[TASK INPUT]
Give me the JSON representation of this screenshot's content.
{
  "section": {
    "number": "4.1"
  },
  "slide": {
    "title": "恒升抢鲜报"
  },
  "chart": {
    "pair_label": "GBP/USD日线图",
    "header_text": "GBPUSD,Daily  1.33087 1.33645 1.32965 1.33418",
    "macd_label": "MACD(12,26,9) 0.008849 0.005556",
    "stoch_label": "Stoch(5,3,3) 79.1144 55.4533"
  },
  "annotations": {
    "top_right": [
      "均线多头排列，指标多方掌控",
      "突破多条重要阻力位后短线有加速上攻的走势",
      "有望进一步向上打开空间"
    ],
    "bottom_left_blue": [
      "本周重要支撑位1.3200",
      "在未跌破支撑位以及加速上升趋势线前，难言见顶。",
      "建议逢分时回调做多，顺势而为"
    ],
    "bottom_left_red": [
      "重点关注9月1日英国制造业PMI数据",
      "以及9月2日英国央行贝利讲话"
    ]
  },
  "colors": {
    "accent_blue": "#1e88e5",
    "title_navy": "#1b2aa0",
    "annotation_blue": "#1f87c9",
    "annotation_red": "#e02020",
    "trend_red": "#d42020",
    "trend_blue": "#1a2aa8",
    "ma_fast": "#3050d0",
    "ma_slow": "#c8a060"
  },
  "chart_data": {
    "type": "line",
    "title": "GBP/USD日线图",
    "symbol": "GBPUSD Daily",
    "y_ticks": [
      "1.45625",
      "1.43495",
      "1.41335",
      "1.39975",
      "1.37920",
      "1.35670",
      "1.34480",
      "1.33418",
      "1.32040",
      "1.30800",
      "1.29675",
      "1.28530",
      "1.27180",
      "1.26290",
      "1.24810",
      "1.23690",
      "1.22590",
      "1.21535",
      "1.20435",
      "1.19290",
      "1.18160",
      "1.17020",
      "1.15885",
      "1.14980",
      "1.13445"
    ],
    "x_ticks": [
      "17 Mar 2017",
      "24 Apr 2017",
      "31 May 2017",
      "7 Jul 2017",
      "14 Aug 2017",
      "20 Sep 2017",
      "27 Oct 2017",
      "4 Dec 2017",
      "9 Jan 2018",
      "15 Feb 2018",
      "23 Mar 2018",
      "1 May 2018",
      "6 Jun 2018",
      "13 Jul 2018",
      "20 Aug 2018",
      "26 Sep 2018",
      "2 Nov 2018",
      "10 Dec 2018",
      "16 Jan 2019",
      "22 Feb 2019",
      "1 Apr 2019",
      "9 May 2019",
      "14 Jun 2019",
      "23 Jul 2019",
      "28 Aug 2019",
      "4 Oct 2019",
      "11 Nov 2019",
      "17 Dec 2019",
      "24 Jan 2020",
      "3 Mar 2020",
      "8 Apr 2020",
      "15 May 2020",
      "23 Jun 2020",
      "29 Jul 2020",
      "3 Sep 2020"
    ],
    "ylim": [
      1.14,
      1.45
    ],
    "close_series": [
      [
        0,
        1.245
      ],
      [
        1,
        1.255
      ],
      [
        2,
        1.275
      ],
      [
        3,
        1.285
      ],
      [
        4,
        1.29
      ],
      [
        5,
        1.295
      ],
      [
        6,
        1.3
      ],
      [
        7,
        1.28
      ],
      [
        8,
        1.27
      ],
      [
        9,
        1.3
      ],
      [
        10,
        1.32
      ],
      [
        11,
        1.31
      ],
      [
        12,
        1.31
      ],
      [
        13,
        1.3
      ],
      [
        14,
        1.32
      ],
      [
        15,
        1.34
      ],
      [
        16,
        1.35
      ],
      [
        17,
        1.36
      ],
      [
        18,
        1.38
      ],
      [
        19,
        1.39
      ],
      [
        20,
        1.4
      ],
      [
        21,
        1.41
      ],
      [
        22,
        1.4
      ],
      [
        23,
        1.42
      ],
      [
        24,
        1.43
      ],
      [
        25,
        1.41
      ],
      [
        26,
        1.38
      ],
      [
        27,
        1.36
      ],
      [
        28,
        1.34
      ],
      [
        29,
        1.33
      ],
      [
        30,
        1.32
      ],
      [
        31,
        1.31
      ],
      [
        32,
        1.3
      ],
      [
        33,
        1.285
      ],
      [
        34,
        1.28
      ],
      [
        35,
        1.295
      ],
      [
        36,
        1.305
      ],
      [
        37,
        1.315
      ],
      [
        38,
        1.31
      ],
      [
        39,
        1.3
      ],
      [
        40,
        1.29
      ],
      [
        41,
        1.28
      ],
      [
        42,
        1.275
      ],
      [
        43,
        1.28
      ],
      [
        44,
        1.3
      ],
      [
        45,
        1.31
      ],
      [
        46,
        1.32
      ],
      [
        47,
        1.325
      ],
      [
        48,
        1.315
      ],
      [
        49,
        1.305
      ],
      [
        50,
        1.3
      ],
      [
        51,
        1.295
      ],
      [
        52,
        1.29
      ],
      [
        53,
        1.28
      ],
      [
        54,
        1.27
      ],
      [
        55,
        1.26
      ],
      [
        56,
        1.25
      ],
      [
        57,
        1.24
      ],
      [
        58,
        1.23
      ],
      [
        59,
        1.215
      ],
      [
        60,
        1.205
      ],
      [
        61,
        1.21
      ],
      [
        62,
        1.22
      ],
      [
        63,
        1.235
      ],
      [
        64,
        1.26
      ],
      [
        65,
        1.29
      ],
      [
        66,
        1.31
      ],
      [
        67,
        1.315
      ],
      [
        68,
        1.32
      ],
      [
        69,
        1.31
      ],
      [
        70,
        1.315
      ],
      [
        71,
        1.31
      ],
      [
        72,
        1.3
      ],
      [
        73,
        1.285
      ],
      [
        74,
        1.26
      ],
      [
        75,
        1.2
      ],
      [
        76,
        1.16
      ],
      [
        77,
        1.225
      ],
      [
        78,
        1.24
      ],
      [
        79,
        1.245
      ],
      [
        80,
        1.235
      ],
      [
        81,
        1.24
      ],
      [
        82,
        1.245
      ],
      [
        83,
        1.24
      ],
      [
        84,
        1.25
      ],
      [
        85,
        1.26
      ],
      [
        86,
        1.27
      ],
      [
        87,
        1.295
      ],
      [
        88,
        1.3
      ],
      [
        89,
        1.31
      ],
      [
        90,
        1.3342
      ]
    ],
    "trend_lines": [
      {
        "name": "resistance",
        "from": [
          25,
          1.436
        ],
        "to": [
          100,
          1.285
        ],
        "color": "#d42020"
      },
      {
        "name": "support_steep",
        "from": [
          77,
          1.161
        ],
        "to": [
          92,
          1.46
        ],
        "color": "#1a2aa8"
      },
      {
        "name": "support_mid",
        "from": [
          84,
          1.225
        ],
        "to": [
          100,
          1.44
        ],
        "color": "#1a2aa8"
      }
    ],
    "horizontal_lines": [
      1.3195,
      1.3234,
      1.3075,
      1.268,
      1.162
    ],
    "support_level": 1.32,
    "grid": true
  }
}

[WHAT TO WORK ON]
Sift the material for lines with the string "name". Copy each one found.

[REPLY TO THE TASK]
        "name": "resistance",
        "name": "support_steep",
        "name": "support_mid",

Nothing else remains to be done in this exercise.